═════ Data section

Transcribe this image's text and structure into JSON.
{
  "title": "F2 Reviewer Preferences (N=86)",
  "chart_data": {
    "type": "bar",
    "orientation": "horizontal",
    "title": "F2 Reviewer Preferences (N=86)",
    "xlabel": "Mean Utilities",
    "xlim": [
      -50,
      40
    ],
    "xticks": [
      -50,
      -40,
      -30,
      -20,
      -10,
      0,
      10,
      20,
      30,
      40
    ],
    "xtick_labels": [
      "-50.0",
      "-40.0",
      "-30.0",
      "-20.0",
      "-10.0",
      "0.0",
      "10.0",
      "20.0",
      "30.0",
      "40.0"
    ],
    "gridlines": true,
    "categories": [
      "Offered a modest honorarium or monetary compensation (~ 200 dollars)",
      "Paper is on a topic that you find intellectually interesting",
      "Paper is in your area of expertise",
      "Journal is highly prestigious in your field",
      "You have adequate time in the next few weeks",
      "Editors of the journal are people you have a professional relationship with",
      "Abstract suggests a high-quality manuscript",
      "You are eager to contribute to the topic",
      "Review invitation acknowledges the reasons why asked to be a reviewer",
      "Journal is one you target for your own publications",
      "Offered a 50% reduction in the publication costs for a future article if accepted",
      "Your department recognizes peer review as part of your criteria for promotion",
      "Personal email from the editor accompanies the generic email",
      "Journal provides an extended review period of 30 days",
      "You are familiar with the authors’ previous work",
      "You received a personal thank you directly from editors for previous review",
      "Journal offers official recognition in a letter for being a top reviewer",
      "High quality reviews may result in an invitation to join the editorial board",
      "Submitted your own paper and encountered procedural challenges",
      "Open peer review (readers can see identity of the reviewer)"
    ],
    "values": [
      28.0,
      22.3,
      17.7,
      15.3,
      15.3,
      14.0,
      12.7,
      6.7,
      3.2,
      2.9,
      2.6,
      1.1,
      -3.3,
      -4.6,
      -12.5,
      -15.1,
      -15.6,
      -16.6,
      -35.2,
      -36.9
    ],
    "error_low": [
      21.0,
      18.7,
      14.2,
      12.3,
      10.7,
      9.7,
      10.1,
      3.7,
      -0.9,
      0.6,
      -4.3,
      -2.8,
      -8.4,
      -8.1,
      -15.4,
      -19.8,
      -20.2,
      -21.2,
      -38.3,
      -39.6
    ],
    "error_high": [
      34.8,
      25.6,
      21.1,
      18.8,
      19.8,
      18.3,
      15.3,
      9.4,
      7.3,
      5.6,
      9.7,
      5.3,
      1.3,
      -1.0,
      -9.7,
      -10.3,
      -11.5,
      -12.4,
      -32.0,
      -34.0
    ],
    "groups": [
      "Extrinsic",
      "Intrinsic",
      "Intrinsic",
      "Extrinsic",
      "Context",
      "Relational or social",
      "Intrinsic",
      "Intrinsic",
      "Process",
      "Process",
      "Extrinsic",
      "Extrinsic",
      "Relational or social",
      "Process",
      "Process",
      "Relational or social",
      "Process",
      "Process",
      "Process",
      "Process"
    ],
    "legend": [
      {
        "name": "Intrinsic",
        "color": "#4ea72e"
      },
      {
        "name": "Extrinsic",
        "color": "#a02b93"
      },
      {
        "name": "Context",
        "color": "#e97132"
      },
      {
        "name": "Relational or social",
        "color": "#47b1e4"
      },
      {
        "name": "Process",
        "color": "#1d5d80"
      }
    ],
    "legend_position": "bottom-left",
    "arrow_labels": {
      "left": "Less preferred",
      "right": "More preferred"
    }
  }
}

══════════

◆ Short problem: From the entries above, copy each line holding "left".

◆ Right answer:
    "legend_position": "bottom-left",
      "left": "Less preferred",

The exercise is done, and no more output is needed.